:: Material for the task

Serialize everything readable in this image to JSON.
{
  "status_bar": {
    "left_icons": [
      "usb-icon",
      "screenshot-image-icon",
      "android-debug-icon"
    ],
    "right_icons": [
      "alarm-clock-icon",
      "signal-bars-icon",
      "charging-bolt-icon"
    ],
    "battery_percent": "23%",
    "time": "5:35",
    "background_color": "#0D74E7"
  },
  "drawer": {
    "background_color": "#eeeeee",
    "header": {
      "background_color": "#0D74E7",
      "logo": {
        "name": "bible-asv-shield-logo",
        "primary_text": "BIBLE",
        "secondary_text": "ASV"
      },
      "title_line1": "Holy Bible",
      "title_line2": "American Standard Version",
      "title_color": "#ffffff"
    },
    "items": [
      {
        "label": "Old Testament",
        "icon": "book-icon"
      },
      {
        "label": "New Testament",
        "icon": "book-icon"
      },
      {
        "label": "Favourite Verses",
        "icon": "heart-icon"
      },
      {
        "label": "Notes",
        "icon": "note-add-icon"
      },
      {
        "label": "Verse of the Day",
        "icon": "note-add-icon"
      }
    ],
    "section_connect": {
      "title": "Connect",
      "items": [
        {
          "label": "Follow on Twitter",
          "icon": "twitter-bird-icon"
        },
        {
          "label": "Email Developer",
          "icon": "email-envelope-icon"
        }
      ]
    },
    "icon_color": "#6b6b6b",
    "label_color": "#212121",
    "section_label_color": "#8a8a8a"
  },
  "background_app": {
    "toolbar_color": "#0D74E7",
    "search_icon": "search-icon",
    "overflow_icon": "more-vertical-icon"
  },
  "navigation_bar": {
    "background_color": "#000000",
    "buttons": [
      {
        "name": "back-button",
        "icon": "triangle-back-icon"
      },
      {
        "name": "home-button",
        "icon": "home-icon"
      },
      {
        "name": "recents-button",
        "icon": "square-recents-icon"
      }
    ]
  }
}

::::

Print all the data exactly.

Result of the exercise =>
Serialize everything readable in this image to JSON.
{
  "status_bar": {
    "left_icons": [
      "usb-icon",
      "screenshot-image-icon",
      "android-debug-icon"
    ],
    "right_icons": [
      "alarm-clock-icon",
      "signal-bars-icon",
      "charging-bolt-icon"
    ],
    "battery_percent": "23%",
    "time": "5:35",
    "background_color": "#0D74E7"
  },
  "drawer": {
    "background_color": "#eeeeee",
    "header": {
      "background_color": "#0D74E7",
      "logo": {
        "name": "bible-asv-shield-logo",
        "primary_text": "BIBLE",
        "secondary_text": "ASV"
      },
      "title_line1": "Holy Bible",
      "title_line2": "American Standard Version",
      "title_color": "#ffffff"
    },
    "items": [
      {
        "label": "Old Testament",
        "icon": "book-icon"
      },
      {
        "label": "New Testament",
        "icon": "book-icon"
      },
      {
        "label": "Favourite Verses",
        "icon": "heart-icon"
      },
      {
        "label": "Notes",
        "icon": "note-add-icon"
      },
      {
        "label": "Verse of the Day",
        "icon": "note-add-icon"
      }
    ],
    "section_connect": {
      "title": "Connect",
      "items": [
        {
          "label": "Follow on Twitter",
          "icon": "twitter-bird-icon"
        },
        {
          "label": "Email Developer",
          "icon": "email-envelope-icon"
        }
      ]
    },
    "icon_color": "#6b6b6b",
    "label_color": "#212121",
    "section_label_color": "#8a8a8a"
  },
  "background_app": {
    "toolbar_color": "#0D74E7",
    "search_icon": "search-icon",
    "overflow_icon": "more-vertical-icon"
  },
  "navigation_bar": {
    "background_color": "#000000",
    "buttons": [
      {
        "name": "back-button",
        "icon": "triangle-back-icon"
      },
      {
        "name": "home-button",
        "icon": "home-icon"
      },
      {
        "name": "recents-button",
        "icon": "square-recents-icon"
      }
    ]
  }
}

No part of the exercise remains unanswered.